● What is needed:
Repeat the material below exactly, line for line.

Part of a data file:
-*-*-
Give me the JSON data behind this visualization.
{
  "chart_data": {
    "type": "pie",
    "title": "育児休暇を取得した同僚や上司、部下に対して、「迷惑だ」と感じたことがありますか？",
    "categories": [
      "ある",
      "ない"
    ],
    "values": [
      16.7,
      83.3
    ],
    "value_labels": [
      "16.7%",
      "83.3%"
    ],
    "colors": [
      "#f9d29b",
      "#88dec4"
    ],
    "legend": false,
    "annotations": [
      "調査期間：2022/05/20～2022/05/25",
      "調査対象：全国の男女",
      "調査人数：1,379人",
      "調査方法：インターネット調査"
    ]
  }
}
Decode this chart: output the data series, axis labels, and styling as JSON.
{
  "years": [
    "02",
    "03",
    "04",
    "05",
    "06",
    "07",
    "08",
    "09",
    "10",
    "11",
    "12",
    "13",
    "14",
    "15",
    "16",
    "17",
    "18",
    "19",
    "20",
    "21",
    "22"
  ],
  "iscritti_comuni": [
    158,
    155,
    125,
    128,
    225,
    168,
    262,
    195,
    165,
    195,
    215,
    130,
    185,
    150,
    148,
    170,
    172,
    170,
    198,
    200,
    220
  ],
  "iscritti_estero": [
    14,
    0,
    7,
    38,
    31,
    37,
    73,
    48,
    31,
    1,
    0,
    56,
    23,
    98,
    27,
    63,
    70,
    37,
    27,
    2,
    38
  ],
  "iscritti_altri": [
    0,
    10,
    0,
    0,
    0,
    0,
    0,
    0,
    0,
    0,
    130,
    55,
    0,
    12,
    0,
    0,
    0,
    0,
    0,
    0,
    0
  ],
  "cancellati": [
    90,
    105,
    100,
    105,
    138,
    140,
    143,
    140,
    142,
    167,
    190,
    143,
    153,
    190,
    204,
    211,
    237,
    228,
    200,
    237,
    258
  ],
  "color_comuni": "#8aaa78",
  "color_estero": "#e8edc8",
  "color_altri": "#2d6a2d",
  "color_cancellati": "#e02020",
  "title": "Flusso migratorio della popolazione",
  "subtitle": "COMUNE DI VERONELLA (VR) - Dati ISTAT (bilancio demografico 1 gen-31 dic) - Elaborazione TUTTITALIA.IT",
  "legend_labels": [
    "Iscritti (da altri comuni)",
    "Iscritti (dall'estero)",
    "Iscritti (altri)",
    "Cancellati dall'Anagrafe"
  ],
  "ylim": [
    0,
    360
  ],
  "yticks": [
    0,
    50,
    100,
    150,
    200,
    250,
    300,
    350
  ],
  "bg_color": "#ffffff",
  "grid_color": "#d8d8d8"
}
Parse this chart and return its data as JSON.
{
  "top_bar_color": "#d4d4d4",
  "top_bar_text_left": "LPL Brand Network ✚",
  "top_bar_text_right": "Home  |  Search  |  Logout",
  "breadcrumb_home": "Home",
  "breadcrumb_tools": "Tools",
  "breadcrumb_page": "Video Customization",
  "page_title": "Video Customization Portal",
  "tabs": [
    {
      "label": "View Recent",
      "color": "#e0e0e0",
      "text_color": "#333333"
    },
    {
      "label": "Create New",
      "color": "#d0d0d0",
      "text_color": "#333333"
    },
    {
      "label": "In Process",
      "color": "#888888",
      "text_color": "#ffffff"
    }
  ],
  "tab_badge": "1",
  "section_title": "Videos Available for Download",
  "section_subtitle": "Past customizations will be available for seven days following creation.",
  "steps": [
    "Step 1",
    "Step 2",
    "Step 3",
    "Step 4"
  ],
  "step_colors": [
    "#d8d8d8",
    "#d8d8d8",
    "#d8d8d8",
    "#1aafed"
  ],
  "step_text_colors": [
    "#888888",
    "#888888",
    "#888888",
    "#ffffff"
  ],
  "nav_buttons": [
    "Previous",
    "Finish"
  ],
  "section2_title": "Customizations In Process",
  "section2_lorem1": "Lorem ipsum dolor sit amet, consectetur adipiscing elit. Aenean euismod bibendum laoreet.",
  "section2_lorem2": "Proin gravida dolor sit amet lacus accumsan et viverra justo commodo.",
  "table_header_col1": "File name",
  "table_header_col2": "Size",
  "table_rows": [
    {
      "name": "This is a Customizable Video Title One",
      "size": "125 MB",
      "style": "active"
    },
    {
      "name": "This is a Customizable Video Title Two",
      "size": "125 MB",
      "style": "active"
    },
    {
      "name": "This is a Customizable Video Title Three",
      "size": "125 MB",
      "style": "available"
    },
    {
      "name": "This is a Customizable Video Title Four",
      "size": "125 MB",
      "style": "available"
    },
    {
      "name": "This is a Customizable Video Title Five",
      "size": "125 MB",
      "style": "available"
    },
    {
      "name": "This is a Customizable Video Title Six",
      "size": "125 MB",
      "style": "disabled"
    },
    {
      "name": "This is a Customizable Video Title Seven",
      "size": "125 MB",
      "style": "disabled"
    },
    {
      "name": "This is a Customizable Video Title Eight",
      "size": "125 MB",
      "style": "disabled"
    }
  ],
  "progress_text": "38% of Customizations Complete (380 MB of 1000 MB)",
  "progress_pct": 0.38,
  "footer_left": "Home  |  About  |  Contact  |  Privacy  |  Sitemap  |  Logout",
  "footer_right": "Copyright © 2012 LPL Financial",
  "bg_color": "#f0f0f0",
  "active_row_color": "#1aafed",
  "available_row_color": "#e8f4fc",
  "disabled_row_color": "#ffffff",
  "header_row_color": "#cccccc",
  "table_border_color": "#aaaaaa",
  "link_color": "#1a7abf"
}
-*-*-
● Output for this exercise:
Give me the JSON data behind this visualization.
{
  "chart_data": {
    "type": "pie",
    "title": "育児休暇を取得した同僚や上司、部下に対して、「迷惑だ」と感じたことがありますか？",
    "categories": [
      "ある",
      "ない"
    ],
    "values": [
      16.7,
      83.3
    ],
    "value_labels": [
      "16.7%",
      "83.3%"
    ],
    "colors": [
      "#f9d29b",
      "#88dec4"
    ],
    "legend": false,
    "annotations": [
      "調査期間：2022/05/20～2022/05/25",
      "調査対象：全国の男女",
      "調査人数：1,379人",
      "調査方法：インターネット調査"
    ]
  }
}
Decode this chart: output the data series, axis labels, and styling as JSON.
{
  "years": [
    "02",
    "03",
    "04",
    "05",
    "06",
    "07",
    "08",
    "09",
    "10",
    "11",
    "12",
    "13",
    "14",
    "15",
    "16",
    "17",
    "18",
    "19",
    "20",
    "21",
    "22"
  ],
  "iscritti_comuni": [
    158,
    155,
    125,
    128,
    225,
    168,
    262,
    195,
    165,
    195,
    215,
    130,
    185,
    150,
    148,
    170,
    172,
    170,
    198,
    200,
    220
  ],
  "iscritti_estero": [
    14,
    0,
    7,
    38,
    31,
    37,
    73,
    48,
    31,
    1,
    0,
    56,
    23,
    98,
    27,
    63,
    70,
    37,
    27,
    2,
    38
  ],
  "iscritti_altri": [
    0,
    10,
    0,
    0,
    0,
    0,
    0,
    0,
    0,
    0,
    130,
    55,
    0,
    12,
    0,
    0,
    0,
    0,
    0,
    0,
    0
  ],
  "cancellati": [
    90,
    105,
    100,
    105,
    138,
    140,
    143,
    140,
    142,
    167,
    190,
    143,
    153,
    190,
    204,
    211,
    237,
    228,
    200,
    237,
    258
  ],
  "color_comuni": "#8aaa78",
  "color_estero": "#e8edc8",
  "color_altri": "#2d6a2d",
  "color_cancellati": "#e02020",
  "title": "Flusso migratorio della popolazione",
  "subtitle": "COMUNE DI VERONELLA (VR) - Dati ISTAT (bilancio demografico 1 gen-31 dic) - Elaborazione TUTTITALIA.IT",
  "legend_labels": [
    "Iscritti (da altri comuni)",
    "Iscritti (dall'estero)",
    "Iscritti (altri)",
    "Cancellati dall'Anagrafe"
  ],
  "ylim": [
    0,
    360
  ],
  "yticks": [
    0,
    50,
    100,
    150,
    200,
    250,
    300,
    350
  ],
  "bg_color": "#ffffff",
  "grid_color": "#d8d8d8"
}
Parse this chart and return its data as JSON.
{
  "top_bar_color": "#d4d4d4",
  "top_bar_text_left": "LPL Brand Network ✚",
  "top_bar_text_right": "Home  |  Search  |  Logout",
  "breadcrumb_home": "Home",
  "breadcrumb_tools": "Tools",
  "breadcrumb_page": "Video Customization",
  "page_title": "Video Customization Portal",
  "tabs": [
    {
      "label": "View Recent",
      "color": "#e0e0e0",
      "text_color": "#333333"
    },
    {
      "label": "Create New",
      "color": "#d0d0d0",
      "text_color": "#333333"
    },
    {
      "label": "In Process",
      "color": "#888888",
      "text_color": "#ffffff"
    }
  ],
  "tab_badge": "1",
  "section_title": "Videos Available for Download",
  "section_subtitle": "Past customizations will be available for seven days following creation.",
  "steps": [
    "Step 1",
    "Step 2",
    "Step 3",
    "Step 4"
  ],
  "step_colors": [
    "#d8d8d8",
    "#d8d8d8",
    "#d8d8d8",
    "#1aafed"
  ],
  "step_text_colors": [
    "#888888",
    "#888888",
    "#888888",
    "#ffffff"
  ],
  "nav_buttons": [
    "Previous",
    "Finish"
  ],
  "section2_title": "Customizations In Process",
  "section2_lorem1": "Lorem ipsum dolor sit amet, consectetur adipiscing elit. Aenean euismod bibendum laoreet.",
  "section2_lorem2": "Proin gravida dolor sit amet lacus accumsan et viverra justo commodo.",
  "table_header_col1": "File name",
  "table_header_col2": "Size",
  "table_rows": [
    {
      "name": "This is a Customizable Video Title One",
      "size": "125 MB",
      "style": "active"
    },
    {
      "name": "This is a Customizable Video Title Two",
      "size": "125 MB",
      "style": "active"
    },
    {
      "name": "This is a Customizable Video Title Three",
      "size": "125 MB",
      "style": "available"
    },
    {
      "name": "This is a Customizable Video Title Four",
      "size": "125 MB",
      "style": "available"
    },
    {
      "name": "This is a Customizable Video Title Five",
      "size": "125 MB",
      "style": "available"
    },
    {
      "name": "This is a Customizable Video Title Six",
      "size": "125 MB",
      "style": "disabled"
    },
    {
      "name": "This is a Customizable Video Title Seven",
      "size": "125 MB",
      "style": "disabled"
    },
    {
      "name": "This is a Customizable Video Title Eight",
      "size": "125 MB",
      "style": "disabled"
    }
  ],
  "progress_text": "38% of Customizations Complete (380 MB of 1000 MB)",
  "progress_pct": 0.38,
  "footer_left": "Home  |  About  |  Contact  |  Privacy  |  Sitemap  |  Logout",
  "footer_right": "Copyright © 2012 LPL Financial",
  "bg_color": "#f0f0f0",
  "active_row_color": "#1aafed",
  "available_row_color": "#e8f4fc",
  "disabled_row_color": "#ffffff",
  "header_row_color": "#cccccc",
  "table_border_color": "#aaaaaa",
  "link_color": "#1a7abf"
}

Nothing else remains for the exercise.